Task directions:
Where the word "value" occurs in a line, return that line.

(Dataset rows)
-- start --
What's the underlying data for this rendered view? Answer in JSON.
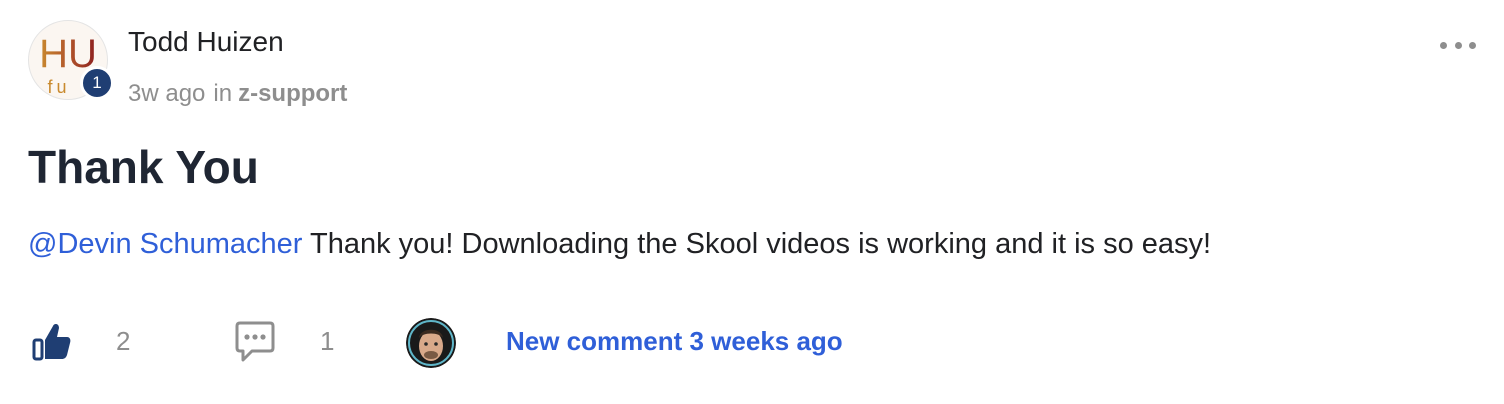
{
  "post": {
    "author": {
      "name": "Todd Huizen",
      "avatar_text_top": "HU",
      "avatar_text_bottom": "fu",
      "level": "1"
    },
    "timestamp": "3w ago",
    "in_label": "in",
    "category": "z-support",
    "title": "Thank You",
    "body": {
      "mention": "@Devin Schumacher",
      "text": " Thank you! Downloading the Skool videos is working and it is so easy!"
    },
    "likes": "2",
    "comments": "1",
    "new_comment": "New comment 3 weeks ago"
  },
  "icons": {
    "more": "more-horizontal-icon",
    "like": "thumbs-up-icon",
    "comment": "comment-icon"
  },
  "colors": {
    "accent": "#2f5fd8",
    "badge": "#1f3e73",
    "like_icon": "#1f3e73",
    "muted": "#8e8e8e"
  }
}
-- end --
-- start --
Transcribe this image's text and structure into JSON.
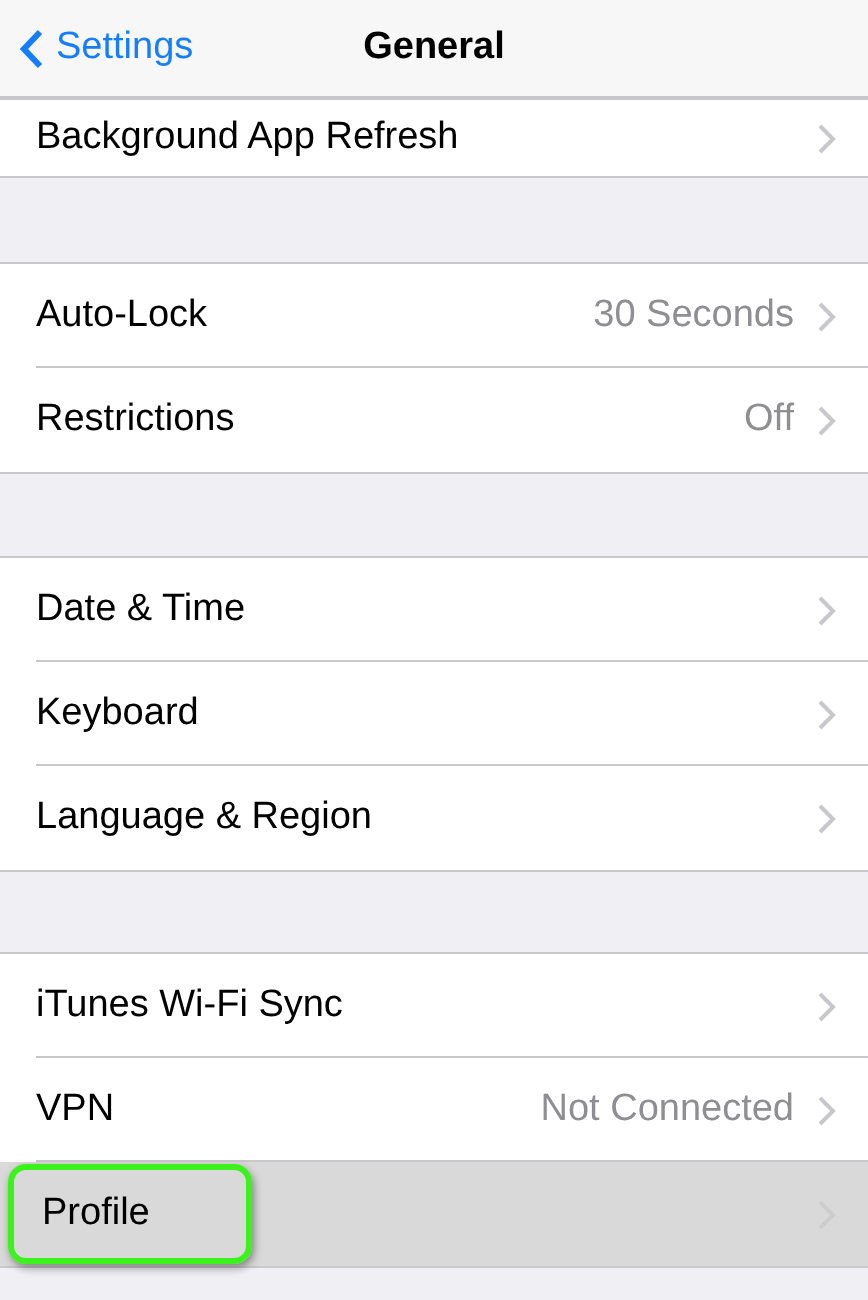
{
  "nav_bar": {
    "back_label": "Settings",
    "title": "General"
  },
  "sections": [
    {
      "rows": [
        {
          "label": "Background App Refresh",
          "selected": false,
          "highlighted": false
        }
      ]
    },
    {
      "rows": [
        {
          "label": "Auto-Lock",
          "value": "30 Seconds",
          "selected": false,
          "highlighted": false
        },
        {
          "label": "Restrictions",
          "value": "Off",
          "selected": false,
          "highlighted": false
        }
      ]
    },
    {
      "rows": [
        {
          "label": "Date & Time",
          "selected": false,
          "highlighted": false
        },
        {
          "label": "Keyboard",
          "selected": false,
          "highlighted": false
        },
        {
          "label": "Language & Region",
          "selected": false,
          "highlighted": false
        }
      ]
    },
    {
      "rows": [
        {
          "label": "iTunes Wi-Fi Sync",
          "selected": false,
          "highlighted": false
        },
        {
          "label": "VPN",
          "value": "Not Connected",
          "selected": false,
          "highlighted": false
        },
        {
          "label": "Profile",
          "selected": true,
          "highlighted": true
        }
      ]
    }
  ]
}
-- end --
Response to the task:
          "value": "30 Seconds",
          "value": "Off",
          "value": "Not Connected",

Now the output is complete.